Records from a dataset:
--

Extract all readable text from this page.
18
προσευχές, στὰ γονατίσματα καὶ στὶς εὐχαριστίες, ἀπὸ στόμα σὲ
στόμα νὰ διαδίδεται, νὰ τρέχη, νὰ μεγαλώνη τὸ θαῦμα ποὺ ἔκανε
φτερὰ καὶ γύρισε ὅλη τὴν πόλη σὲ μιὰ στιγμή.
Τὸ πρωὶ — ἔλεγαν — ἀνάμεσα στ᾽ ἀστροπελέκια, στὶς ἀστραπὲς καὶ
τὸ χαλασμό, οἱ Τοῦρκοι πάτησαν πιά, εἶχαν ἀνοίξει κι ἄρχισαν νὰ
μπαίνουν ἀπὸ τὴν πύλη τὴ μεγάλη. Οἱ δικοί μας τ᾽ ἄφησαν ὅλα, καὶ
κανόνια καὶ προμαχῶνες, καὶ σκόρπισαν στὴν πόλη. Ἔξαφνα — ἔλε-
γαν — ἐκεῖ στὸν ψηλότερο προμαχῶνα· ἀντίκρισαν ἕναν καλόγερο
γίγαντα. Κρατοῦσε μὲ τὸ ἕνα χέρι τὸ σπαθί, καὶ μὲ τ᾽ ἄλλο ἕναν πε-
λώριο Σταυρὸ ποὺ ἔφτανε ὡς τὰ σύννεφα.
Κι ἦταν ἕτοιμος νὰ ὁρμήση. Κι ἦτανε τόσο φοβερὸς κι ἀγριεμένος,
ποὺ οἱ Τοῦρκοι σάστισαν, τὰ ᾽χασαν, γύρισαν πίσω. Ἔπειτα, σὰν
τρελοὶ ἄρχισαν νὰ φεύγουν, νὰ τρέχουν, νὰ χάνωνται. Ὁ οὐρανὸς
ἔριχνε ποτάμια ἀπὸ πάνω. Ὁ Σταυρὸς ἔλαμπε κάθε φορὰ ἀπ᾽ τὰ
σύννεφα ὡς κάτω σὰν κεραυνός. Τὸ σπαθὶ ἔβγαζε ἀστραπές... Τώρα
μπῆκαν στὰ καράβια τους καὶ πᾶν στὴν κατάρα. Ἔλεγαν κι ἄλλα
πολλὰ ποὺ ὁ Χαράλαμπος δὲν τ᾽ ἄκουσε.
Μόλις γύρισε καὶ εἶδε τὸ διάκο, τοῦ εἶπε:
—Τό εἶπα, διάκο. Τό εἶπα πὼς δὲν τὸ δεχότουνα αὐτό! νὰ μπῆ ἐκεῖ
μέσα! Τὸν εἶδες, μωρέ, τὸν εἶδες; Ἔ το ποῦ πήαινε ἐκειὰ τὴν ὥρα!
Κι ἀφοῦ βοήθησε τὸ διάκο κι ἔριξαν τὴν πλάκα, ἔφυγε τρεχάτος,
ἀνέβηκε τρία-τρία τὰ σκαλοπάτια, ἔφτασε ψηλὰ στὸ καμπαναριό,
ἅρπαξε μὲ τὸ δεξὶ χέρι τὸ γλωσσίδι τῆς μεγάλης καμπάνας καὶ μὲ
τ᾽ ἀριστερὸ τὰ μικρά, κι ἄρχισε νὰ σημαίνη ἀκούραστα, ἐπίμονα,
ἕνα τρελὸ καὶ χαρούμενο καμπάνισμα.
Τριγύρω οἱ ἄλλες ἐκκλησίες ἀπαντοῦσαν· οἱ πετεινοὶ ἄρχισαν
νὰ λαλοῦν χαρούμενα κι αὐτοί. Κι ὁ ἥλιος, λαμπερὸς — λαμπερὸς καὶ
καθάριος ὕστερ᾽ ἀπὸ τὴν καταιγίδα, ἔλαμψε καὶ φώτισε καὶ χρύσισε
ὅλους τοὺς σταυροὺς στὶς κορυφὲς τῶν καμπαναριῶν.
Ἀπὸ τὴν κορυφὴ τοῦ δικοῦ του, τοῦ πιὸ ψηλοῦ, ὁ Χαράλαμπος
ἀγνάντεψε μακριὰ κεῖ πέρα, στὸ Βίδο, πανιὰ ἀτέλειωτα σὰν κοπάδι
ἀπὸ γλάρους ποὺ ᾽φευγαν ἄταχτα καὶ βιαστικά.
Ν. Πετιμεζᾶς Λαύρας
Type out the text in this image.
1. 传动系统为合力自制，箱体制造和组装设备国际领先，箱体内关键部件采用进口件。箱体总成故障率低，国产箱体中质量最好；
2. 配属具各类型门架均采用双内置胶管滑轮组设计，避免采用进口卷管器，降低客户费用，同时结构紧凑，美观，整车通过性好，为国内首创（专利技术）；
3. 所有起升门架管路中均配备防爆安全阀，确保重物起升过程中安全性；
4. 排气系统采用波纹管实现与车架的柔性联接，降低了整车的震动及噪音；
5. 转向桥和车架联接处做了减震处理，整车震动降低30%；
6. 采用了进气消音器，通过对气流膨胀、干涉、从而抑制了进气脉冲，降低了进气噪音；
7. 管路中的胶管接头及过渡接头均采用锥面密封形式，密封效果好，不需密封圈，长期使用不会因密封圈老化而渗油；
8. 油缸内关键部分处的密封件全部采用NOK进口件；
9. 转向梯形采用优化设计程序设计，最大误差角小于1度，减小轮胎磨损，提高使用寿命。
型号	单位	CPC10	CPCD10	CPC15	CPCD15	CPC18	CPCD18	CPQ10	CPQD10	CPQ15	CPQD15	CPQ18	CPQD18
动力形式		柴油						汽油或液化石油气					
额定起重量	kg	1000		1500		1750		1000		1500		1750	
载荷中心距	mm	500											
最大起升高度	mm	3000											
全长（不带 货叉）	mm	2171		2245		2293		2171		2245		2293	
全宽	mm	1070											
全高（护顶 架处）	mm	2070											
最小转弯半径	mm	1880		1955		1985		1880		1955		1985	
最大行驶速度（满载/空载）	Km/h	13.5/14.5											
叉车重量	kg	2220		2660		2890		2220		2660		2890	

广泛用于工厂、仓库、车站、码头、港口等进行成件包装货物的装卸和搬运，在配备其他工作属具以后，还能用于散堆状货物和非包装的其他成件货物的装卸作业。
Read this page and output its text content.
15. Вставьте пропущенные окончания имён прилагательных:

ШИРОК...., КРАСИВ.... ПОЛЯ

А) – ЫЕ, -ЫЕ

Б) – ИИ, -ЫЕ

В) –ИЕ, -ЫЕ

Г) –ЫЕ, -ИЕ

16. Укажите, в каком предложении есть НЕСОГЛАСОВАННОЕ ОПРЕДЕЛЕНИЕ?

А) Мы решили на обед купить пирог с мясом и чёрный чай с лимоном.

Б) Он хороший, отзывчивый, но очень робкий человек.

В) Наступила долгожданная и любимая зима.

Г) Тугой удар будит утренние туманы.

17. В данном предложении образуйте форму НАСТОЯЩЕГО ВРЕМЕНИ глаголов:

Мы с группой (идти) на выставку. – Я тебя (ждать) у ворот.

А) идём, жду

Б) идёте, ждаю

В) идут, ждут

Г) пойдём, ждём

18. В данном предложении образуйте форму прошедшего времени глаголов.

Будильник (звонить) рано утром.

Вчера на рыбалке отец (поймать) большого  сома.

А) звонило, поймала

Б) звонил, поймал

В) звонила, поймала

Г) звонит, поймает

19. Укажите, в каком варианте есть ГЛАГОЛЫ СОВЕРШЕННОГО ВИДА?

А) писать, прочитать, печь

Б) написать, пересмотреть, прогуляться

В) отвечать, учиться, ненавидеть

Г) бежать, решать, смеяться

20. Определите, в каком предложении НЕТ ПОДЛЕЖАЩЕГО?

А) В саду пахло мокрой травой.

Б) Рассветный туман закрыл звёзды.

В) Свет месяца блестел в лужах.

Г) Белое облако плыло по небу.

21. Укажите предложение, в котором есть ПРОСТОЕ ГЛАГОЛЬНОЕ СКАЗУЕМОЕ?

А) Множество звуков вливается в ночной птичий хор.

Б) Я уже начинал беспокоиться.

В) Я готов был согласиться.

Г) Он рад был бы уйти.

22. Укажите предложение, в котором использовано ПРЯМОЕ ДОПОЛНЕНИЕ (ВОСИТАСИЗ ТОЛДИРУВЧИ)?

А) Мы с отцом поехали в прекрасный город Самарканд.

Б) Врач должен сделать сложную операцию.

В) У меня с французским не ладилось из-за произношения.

--

**Exercise**: Copy out each line of the data where the string "page" appears.

**The response**:
Extract all readable text from this page.
Read this page and output its text content.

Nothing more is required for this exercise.